─── Text section ───

# LVMPD Sgt Henry Prendes # 4067 Killed in the Line of Duty



## SGT_GRUNT_USMC (May 31, 2004)

As you all know one of the Las Vegas Metropolitan Police Department's Finest, Sgt Henry Prendes was lost this past week.I went to my first police funeral today, after only 2 months on the street.It was very sad, but very impressive.There were thousands of officer from various local,state, and federal agencies.The entire Las Vegas strip as well as other streets and freeways were shut down for a funeral procession that consisted of more 2,000 police vehicles that escorted Sgt Prendes.Thousand of citizens came out along the route with American flags and hands on their hearts to honor him.

Here's some links about the massive gun battle that took Sergeant Prendes's life and the funeral:

http://www.reviewjournal.com/news/prendes/slideshow/

http://www.klas-tv.com/Global/story.asp?S=4442110

http://www.klas-tv.com/Global/story.asp?S=4463352

http://www.kvbc.com/Global/story.asp?S=4443042&nav=15MU

If you want to leave a tribute to this brave American hero you can do it HERE....just go down to where it says "Leave a Reflection"

───

*Exercise task A*: In the forum post about Sgt Henry Prendes, how long had the poster been on the street before attending the funeral?
The text and the records were taken from different sources.

─── Input data ───

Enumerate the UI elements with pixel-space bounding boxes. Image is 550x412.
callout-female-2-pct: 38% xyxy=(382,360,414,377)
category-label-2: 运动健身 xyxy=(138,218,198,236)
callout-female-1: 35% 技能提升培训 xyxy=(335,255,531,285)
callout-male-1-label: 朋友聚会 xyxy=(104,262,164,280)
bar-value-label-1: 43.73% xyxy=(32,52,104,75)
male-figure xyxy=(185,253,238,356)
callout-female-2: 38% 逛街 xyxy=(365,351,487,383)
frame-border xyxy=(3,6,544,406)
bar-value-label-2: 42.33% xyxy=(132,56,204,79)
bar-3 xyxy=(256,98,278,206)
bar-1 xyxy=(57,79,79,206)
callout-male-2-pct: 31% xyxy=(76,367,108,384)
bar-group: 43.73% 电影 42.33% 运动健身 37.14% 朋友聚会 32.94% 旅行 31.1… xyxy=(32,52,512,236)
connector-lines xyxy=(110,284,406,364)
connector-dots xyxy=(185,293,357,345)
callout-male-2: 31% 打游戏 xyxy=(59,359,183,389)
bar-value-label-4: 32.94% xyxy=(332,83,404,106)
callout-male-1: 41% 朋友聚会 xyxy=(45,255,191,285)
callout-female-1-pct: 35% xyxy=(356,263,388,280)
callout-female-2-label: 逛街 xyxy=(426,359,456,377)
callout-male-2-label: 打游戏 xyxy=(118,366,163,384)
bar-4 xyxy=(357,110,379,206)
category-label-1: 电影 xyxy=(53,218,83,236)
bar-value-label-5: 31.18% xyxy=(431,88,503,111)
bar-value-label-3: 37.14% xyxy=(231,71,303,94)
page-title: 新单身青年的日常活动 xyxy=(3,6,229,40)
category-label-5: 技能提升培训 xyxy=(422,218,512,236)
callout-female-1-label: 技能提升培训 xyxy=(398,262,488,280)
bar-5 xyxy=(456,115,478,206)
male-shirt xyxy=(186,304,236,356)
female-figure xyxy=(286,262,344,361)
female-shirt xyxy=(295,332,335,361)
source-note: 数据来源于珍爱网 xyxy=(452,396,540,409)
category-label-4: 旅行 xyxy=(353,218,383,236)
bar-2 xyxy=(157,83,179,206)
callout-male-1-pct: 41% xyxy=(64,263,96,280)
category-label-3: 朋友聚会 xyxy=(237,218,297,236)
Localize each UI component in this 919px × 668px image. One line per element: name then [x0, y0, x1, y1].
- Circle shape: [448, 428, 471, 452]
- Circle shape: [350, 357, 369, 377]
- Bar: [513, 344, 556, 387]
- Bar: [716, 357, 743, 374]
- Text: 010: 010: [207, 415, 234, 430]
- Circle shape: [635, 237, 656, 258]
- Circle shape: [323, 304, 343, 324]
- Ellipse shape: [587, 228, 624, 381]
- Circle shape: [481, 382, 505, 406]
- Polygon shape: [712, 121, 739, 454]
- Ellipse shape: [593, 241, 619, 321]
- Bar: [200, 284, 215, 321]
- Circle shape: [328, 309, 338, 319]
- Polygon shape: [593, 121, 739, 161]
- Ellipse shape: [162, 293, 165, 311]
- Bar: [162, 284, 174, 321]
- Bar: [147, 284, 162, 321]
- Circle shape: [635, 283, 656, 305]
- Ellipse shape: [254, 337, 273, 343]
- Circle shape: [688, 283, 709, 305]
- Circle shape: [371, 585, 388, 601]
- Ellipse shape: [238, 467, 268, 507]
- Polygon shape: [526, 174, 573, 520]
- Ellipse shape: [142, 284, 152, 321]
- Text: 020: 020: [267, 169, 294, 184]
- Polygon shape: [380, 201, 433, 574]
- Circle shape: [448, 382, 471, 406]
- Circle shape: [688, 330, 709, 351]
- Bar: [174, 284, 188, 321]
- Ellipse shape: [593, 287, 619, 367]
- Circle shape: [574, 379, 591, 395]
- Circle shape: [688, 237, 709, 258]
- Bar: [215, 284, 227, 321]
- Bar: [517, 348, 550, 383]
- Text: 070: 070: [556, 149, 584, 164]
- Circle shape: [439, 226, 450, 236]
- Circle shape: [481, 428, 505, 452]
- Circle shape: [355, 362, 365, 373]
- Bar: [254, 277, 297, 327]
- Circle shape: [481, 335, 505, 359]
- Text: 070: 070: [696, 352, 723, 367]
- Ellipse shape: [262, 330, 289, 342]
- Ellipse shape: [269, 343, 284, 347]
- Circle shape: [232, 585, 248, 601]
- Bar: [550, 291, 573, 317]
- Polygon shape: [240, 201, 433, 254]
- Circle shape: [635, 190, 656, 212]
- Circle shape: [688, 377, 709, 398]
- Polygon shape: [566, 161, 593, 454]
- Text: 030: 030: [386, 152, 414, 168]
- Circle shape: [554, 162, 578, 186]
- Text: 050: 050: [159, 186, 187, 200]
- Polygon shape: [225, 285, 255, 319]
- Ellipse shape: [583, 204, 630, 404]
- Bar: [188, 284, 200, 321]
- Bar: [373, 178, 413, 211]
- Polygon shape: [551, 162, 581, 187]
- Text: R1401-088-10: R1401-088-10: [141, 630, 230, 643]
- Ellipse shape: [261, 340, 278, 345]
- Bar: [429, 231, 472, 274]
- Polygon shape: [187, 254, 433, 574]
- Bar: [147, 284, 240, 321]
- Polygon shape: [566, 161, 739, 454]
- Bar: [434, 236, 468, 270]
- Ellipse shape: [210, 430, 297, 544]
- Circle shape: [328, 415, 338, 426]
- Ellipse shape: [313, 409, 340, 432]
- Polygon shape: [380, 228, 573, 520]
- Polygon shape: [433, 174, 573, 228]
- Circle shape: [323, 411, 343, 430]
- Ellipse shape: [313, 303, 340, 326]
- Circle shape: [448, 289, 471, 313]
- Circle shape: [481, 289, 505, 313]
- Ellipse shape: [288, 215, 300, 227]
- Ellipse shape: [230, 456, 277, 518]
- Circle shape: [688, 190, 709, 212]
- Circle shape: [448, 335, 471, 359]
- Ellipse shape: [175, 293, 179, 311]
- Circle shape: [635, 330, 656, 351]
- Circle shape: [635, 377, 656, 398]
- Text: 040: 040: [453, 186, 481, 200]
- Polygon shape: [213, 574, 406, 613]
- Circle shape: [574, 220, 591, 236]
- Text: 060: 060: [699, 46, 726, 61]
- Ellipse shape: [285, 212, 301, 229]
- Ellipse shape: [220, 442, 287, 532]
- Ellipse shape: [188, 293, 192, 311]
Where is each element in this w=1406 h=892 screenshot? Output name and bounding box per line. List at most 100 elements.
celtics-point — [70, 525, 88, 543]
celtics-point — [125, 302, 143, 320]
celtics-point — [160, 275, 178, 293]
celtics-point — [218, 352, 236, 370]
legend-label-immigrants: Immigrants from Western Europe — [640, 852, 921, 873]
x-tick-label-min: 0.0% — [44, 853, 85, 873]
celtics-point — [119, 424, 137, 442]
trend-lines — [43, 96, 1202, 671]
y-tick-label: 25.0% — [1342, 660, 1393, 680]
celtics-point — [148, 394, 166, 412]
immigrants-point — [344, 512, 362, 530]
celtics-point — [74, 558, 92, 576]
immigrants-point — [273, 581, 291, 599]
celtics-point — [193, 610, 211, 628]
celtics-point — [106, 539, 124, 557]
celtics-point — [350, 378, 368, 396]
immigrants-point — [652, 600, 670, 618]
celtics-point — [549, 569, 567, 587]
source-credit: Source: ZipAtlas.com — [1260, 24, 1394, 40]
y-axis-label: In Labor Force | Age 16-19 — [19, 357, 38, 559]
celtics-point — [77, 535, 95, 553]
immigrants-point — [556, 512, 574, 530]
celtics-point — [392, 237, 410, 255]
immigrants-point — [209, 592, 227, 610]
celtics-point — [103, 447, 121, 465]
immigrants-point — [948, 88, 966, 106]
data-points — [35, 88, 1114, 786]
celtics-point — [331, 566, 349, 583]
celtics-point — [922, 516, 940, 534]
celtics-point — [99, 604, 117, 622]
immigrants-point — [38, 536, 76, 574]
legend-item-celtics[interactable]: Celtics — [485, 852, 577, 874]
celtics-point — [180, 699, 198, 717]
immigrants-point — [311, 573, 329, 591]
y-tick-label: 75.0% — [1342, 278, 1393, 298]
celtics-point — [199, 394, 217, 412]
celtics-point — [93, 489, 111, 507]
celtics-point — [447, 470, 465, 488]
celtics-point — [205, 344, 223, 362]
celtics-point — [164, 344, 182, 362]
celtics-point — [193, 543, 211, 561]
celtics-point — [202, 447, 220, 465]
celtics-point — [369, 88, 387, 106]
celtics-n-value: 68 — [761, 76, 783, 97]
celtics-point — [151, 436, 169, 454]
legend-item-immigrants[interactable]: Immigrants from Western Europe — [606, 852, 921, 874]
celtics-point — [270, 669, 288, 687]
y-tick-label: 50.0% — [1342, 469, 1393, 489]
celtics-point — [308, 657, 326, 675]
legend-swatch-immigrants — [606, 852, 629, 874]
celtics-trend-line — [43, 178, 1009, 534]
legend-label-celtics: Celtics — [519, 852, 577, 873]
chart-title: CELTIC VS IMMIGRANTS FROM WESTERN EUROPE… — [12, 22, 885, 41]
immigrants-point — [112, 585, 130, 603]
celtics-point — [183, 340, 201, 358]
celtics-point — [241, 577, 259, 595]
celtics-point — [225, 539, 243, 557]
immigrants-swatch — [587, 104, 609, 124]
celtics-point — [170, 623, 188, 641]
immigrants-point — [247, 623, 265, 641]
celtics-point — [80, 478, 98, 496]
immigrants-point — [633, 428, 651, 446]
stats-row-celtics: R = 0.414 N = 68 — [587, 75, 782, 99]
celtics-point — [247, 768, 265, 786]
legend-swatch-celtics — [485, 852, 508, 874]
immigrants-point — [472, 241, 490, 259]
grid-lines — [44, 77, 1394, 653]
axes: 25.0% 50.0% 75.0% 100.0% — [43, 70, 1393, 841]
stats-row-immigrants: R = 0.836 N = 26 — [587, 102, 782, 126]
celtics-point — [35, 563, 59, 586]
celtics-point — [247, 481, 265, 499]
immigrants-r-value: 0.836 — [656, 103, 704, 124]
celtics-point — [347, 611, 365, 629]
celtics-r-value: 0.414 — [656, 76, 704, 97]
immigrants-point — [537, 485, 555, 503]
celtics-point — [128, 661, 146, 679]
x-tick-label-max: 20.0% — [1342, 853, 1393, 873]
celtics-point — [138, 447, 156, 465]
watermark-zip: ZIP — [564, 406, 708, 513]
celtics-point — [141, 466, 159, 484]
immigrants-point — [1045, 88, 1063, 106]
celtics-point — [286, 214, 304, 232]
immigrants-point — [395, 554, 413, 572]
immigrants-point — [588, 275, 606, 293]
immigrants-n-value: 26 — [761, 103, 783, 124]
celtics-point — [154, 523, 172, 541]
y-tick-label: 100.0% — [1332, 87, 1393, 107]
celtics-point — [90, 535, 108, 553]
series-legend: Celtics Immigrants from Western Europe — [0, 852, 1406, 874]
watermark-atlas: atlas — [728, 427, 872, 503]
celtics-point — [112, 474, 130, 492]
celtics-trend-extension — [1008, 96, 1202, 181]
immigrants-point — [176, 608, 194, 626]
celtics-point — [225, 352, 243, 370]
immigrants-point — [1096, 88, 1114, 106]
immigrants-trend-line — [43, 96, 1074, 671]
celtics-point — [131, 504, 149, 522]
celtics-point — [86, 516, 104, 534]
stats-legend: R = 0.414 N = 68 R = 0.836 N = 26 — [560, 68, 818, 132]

───

*Exercise task B*: Begin at the first line of the records and stop after the line containing "callout-male-1-label: 朋友聚会 xyxy=(104,262,164,280)". Write those lines out again with "xyxy" switched to "bbox", and leave everything else unchanged.

*Complete answer A*: Only 2 months.

*Complete answer B*:
Enumerate the UI elements with pixel-space bounding boxes. Image is 550x412.
callout-female-2-pct: 38% bbox=(382,360,414,377)
category-label-2: 运动健身 bbox=(138,218,198,236)
callout-female-1: 35% 技能提升培训 bbox=(335,255,531,285)
callout-male-1-label: 朋友聚会 bbox=(104,262,164,280)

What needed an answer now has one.